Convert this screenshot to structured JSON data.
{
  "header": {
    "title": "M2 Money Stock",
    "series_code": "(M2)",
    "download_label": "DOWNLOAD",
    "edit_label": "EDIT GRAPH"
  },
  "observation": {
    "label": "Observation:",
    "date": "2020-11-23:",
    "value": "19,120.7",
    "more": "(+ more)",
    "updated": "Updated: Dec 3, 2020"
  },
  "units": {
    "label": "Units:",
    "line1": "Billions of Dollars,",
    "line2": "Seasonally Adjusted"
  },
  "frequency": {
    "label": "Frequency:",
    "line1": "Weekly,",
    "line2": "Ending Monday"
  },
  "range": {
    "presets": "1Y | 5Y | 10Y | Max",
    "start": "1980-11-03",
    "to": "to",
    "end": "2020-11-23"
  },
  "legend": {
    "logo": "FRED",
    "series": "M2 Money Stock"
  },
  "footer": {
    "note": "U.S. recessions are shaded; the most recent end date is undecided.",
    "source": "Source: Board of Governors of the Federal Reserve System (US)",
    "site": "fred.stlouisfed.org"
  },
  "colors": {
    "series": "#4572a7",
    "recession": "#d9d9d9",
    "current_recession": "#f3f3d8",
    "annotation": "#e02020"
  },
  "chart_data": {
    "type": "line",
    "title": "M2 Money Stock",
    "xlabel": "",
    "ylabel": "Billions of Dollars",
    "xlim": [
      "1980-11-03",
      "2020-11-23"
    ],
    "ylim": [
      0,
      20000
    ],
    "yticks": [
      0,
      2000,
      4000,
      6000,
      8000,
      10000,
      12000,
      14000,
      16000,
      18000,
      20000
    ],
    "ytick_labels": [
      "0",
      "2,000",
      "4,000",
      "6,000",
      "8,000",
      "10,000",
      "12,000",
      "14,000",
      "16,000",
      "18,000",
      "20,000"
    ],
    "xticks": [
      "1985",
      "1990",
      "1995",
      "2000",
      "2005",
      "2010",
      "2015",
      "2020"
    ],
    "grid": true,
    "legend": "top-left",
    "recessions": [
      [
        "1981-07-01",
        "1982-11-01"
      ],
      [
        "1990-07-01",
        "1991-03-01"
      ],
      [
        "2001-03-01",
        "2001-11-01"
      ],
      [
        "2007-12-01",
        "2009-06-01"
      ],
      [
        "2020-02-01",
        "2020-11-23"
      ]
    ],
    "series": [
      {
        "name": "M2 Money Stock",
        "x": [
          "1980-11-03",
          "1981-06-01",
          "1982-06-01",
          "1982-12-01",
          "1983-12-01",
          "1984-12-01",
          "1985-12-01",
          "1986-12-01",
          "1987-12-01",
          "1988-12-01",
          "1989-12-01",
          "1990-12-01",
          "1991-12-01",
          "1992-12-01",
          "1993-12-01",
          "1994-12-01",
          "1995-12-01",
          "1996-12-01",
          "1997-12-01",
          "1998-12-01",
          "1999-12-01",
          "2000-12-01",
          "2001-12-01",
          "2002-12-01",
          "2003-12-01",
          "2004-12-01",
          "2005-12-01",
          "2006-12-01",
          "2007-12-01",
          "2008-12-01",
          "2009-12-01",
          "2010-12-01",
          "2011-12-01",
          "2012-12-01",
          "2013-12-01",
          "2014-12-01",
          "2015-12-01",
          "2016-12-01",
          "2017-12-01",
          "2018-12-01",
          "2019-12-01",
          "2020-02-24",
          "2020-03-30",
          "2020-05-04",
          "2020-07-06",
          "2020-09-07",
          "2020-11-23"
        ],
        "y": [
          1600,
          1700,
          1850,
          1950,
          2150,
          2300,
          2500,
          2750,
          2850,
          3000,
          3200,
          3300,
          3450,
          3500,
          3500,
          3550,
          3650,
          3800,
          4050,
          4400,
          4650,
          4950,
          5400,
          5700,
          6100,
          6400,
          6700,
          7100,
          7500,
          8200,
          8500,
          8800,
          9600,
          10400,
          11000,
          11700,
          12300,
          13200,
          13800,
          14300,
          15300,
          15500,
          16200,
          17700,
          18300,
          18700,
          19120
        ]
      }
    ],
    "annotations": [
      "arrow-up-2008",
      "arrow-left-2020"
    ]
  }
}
◇ ◇ ◇ ◇ ◇
List all lines in the material containing the string "Stock".

### FULL RESPONSE
    "title": "M2 Money Stock",
    "series": "M2 Money Stock"
    "title": "M2 Money Stock",
        "name": "M2 Money Stock",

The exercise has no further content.